>> Start
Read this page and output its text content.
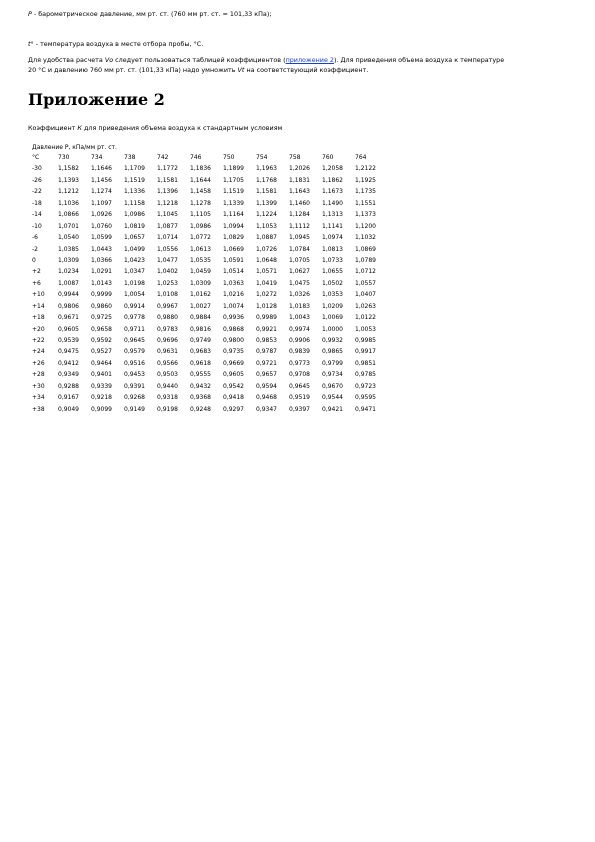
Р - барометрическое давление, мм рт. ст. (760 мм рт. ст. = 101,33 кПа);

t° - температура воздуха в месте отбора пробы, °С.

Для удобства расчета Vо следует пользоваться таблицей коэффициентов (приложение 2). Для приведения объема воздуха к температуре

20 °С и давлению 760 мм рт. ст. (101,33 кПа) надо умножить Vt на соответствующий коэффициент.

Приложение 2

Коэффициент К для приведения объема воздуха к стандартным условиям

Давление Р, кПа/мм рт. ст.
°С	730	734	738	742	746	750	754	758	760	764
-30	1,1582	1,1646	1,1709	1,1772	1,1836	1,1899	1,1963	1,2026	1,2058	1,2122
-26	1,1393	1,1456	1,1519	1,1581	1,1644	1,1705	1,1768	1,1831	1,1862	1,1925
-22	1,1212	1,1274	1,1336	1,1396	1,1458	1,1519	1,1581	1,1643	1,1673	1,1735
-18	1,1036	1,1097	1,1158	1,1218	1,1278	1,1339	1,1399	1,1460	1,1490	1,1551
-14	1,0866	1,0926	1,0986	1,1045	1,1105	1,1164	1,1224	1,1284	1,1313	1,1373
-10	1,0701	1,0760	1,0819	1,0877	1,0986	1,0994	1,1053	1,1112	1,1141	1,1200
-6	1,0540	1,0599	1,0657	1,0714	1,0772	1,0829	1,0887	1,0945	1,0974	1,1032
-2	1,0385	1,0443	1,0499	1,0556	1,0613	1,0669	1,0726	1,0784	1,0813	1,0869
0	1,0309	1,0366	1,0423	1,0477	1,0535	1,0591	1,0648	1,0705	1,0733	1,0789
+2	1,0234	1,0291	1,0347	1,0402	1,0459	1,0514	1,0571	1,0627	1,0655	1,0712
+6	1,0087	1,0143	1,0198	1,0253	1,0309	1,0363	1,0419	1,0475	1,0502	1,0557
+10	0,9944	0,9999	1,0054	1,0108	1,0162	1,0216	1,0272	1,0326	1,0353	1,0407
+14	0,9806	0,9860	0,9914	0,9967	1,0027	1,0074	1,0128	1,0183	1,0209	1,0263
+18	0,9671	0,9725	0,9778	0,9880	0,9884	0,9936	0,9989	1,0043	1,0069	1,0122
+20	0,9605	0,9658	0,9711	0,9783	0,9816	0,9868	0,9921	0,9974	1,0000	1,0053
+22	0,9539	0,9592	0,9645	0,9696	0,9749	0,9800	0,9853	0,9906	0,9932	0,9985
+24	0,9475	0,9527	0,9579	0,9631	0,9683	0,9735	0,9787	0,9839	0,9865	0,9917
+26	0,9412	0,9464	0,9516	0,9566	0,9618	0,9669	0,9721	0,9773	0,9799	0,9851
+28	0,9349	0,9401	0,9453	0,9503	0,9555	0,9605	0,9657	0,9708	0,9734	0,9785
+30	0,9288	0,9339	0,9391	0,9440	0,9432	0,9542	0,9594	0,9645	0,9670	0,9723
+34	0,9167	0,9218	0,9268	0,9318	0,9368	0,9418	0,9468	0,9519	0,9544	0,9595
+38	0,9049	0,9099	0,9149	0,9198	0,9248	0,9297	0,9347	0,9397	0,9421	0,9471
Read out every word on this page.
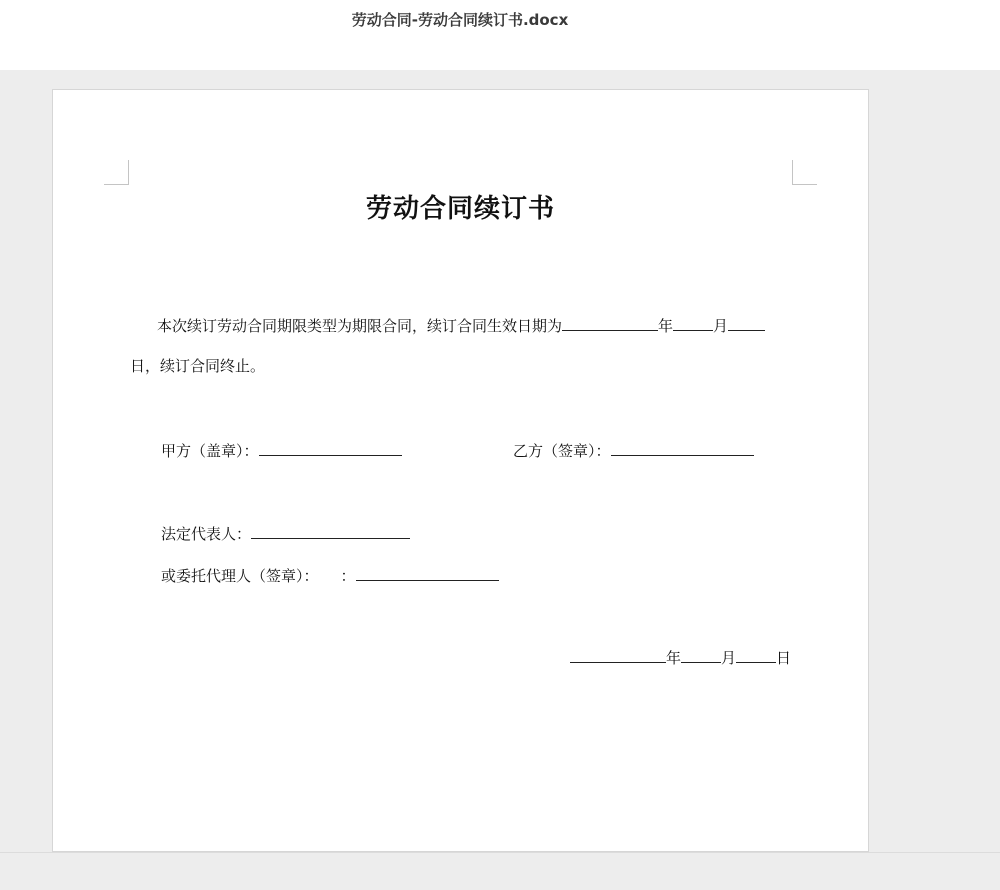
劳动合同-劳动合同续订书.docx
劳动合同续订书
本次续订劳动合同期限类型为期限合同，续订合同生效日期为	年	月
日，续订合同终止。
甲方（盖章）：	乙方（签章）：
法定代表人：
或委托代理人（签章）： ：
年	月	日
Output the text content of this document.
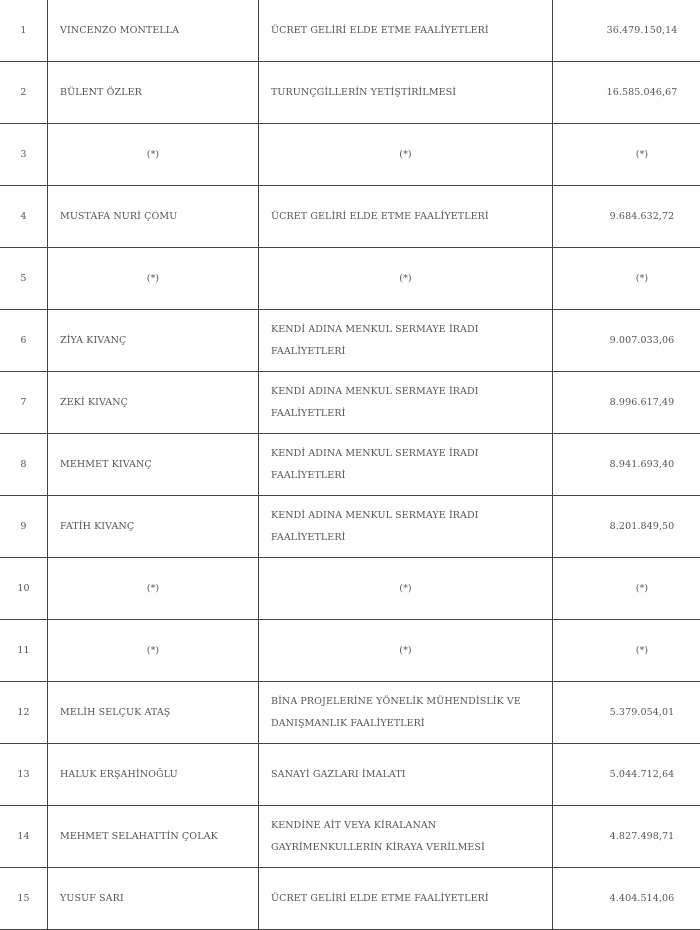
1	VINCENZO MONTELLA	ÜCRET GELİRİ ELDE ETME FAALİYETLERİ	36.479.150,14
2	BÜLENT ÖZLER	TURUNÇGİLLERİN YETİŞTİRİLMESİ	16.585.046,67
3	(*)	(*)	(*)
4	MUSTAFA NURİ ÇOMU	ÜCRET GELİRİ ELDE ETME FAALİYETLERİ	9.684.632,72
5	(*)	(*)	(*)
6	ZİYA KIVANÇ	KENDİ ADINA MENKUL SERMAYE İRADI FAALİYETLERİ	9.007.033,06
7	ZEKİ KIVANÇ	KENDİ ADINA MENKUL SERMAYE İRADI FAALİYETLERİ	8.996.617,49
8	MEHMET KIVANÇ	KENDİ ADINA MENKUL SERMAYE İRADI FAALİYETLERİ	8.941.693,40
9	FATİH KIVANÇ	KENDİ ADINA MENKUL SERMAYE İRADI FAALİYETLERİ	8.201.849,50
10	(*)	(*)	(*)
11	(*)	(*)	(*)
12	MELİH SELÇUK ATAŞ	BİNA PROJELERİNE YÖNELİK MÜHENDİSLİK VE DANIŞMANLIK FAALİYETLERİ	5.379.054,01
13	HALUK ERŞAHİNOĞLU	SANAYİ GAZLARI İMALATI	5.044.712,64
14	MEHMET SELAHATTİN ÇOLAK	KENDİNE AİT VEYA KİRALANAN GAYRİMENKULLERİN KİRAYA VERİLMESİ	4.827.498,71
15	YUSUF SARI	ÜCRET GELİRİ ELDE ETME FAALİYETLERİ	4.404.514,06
>> End
**To do**
From the data above, count the lines where "Read" occurs and give that figure and nothing else.

**Solved exercise**
2